REQUIRED WORK
Identify each line holding the string "average" and copy it.

DATA SECTION

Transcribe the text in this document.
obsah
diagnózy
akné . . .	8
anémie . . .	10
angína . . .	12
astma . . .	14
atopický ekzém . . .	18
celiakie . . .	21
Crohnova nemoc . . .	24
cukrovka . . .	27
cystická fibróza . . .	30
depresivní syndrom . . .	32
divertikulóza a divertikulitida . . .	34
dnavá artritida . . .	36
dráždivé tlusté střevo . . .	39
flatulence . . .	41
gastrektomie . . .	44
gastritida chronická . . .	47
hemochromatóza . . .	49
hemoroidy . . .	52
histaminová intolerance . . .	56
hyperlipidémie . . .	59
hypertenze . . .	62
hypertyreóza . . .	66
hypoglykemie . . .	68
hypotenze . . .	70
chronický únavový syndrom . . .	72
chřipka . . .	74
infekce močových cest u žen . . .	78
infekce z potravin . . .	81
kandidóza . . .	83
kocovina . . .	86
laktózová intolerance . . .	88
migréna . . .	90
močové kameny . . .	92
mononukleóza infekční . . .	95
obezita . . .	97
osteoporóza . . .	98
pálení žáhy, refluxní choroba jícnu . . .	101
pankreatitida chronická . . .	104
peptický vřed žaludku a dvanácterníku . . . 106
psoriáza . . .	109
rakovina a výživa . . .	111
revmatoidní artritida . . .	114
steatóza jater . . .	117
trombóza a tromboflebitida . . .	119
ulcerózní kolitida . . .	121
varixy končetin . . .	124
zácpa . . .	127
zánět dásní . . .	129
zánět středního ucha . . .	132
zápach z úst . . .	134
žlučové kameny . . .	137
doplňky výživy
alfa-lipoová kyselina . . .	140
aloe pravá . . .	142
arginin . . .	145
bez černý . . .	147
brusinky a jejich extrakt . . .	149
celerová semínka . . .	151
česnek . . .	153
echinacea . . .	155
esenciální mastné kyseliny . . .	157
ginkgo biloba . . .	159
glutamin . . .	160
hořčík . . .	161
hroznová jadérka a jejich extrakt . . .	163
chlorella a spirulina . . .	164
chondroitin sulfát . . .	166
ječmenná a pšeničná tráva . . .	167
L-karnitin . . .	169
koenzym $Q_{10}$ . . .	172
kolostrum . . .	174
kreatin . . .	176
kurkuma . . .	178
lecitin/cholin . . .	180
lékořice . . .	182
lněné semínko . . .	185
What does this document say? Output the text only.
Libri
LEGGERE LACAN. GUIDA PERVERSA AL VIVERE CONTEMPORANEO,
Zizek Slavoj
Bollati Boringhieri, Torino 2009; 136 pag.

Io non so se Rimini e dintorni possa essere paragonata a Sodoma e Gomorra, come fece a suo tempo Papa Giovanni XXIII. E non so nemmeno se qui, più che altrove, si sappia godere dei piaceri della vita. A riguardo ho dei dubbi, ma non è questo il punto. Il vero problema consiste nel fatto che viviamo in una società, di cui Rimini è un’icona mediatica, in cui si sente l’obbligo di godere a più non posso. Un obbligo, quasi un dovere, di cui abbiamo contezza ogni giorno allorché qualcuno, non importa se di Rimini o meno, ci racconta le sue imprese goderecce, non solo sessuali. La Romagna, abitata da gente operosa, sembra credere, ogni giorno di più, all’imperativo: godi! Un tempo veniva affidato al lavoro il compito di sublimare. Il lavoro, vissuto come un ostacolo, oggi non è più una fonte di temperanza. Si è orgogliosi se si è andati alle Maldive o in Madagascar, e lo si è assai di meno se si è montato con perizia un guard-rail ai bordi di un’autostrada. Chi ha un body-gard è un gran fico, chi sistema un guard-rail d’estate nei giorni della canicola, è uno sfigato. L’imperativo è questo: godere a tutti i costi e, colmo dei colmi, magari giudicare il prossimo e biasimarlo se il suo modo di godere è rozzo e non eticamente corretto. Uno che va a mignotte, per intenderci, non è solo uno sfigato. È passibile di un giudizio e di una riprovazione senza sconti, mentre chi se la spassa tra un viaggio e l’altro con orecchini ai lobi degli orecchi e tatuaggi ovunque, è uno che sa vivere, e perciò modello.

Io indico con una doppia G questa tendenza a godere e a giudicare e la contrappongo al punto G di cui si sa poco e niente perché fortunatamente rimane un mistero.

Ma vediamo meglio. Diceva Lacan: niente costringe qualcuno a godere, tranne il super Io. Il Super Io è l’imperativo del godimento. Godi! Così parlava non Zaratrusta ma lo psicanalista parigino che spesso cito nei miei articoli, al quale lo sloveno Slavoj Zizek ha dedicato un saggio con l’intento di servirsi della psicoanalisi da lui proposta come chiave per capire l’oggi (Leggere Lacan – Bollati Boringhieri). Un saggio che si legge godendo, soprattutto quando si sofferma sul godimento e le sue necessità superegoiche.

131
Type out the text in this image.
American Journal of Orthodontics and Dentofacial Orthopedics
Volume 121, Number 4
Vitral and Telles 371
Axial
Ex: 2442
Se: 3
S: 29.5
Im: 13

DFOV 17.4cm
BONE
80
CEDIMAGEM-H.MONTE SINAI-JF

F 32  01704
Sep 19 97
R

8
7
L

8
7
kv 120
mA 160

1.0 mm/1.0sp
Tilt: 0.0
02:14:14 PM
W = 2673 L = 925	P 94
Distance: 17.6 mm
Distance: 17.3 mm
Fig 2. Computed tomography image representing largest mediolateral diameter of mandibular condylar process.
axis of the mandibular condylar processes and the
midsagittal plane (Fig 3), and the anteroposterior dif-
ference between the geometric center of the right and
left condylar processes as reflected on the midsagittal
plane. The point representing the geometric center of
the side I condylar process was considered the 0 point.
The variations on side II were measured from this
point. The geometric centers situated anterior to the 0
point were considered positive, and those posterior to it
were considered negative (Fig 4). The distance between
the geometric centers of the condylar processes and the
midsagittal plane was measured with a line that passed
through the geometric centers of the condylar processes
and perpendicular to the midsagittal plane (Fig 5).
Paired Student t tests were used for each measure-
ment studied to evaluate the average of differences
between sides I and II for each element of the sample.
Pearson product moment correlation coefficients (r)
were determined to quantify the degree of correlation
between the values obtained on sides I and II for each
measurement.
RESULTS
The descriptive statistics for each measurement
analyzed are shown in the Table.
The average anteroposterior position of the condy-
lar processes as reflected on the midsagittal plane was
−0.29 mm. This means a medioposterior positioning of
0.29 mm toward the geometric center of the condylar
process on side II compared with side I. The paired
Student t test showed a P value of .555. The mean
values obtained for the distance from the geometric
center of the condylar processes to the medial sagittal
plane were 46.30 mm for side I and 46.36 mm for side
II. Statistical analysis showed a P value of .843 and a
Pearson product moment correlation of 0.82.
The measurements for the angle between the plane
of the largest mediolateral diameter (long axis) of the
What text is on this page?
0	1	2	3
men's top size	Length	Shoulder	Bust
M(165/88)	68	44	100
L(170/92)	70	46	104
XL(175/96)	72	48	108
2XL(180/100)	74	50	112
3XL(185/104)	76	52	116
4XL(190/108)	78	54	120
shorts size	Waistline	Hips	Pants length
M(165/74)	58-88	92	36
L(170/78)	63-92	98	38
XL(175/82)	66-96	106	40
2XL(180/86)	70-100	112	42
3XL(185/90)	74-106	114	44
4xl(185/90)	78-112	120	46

ANSWER TO THE PROBLEM
ment studied to evaluate the average of differences
The average anteroposterior position of the condy-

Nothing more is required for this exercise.